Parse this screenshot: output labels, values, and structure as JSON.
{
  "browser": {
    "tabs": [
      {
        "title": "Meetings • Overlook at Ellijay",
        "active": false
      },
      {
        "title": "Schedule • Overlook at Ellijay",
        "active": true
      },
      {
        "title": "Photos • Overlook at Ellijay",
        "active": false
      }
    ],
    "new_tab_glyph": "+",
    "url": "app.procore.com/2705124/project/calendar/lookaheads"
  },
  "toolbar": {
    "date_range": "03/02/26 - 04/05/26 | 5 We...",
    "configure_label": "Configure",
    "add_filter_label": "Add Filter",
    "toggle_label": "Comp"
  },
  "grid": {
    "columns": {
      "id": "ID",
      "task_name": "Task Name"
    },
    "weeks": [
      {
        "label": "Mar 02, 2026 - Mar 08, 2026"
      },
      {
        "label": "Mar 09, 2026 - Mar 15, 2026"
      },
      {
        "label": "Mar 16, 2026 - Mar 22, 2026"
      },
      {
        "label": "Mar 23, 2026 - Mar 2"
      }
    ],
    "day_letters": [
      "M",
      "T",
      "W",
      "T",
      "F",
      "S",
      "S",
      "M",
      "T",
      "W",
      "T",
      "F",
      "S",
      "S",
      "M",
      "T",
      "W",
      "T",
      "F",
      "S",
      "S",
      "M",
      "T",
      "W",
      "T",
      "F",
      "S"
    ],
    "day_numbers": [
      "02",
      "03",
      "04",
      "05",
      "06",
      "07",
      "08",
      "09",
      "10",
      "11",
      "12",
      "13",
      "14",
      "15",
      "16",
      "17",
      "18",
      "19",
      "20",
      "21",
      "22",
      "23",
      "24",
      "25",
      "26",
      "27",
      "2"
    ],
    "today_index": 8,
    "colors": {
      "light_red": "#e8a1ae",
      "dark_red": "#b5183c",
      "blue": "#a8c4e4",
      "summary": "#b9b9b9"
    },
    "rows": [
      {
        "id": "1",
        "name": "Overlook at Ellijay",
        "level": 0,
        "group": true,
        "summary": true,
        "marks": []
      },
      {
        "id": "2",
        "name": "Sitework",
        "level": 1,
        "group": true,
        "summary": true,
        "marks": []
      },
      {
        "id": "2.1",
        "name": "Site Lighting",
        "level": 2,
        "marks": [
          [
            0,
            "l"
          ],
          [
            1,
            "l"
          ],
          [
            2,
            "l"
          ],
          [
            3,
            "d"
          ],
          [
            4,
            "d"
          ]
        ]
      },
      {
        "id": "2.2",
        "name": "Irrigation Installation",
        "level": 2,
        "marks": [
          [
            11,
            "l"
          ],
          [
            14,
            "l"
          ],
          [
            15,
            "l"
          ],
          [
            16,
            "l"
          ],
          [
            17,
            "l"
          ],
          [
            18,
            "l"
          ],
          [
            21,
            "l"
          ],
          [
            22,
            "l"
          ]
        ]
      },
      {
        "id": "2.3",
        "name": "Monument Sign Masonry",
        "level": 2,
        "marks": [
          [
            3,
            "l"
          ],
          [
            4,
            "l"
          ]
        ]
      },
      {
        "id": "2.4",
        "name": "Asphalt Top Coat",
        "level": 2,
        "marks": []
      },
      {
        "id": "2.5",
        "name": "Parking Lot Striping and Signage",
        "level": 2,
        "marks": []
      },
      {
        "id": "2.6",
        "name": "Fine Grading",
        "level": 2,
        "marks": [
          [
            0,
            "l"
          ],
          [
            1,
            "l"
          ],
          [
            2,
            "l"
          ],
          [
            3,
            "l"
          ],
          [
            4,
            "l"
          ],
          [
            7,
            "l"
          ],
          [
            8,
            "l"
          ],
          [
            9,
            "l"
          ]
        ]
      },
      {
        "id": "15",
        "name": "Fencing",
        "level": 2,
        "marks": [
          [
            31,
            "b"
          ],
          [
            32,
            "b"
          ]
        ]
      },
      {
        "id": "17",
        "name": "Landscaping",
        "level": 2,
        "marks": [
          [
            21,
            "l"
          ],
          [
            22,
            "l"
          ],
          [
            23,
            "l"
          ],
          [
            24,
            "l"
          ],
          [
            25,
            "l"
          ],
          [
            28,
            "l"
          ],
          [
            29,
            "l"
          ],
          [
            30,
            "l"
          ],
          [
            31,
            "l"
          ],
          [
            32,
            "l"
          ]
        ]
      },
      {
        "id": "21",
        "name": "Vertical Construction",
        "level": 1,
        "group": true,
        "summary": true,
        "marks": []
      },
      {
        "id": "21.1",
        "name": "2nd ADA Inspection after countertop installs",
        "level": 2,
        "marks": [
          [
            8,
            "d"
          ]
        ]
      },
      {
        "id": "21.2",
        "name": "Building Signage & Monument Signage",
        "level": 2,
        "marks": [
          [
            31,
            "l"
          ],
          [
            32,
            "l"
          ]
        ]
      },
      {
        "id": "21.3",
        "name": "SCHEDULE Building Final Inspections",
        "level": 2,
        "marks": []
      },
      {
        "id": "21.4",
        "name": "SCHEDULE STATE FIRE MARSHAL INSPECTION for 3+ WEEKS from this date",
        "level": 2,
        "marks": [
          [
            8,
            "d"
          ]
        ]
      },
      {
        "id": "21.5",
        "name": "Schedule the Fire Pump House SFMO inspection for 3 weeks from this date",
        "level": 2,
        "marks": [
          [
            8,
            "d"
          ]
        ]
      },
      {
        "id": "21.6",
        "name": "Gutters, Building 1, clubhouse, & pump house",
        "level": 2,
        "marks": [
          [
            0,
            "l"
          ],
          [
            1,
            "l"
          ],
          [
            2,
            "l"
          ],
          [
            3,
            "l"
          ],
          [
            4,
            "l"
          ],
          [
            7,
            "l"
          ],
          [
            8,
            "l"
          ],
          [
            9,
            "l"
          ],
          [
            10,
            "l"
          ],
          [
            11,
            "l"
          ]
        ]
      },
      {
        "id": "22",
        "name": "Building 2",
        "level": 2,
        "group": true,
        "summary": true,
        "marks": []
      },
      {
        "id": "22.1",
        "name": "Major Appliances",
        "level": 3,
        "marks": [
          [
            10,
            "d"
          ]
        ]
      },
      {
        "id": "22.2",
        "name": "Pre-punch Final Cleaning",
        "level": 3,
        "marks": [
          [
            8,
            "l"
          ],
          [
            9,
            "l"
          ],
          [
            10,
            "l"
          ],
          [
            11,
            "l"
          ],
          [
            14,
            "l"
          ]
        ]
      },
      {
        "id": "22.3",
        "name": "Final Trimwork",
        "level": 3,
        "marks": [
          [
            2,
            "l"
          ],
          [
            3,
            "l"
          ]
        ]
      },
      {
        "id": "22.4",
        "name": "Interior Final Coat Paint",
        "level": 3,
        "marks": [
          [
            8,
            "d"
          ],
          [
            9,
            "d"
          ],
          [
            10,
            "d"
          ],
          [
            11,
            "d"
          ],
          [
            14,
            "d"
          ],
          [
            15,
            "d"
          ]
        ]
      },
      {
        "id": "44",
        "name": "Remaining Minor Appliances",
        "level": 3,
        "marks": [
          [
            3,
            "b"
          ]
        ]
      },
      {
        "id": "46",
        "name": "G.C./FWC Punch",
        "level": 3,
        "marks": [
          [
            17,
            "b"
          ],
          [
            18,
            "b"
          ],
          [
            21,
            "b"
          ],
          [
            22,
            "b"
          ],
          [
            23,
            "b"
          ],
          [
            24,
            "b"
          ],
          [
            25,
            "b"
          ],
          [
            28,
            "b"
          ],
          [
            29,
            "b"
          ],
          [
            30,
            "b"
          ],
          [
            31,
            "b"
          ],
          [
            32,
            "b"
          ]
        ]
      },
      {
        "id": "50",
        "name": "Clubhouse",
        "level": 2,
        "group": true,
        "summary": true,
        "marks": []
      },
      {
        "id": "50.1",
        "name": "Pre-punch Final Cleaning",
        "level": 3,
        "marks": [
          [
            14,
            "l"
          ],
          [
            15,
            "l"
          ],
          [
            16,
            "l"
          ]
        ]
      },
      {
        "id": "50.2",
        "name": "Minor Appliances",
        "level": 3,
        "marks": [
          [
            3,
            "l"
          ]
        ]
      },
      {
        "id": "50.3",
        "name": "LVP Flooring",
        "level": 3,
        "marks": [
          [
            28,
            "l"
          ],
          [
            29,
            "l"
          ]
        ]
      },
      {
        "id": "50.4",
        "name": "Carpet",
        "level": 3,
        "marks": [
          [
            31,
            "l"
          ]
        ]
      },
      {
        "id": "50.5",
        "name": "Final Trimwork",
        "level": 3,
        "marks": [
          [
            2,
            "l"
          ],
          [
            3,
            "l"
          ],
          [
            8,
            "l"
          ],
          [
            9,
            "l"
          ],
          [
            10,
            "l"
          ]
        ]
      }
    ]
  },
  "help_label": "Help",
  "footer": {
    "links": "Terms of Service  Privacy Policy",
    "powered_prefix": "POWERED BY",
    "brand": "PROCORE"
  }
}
_ _ _ _ _ _ _
List each line of the records that holds the string "from".

        "name": "SCHEDULE STATE FIRE MARSHAL INSPECTION for 3+ WEEKS from this date",
        "name": "Schedule the Fire Pump House SFMO inspection for 3 weeks from this date",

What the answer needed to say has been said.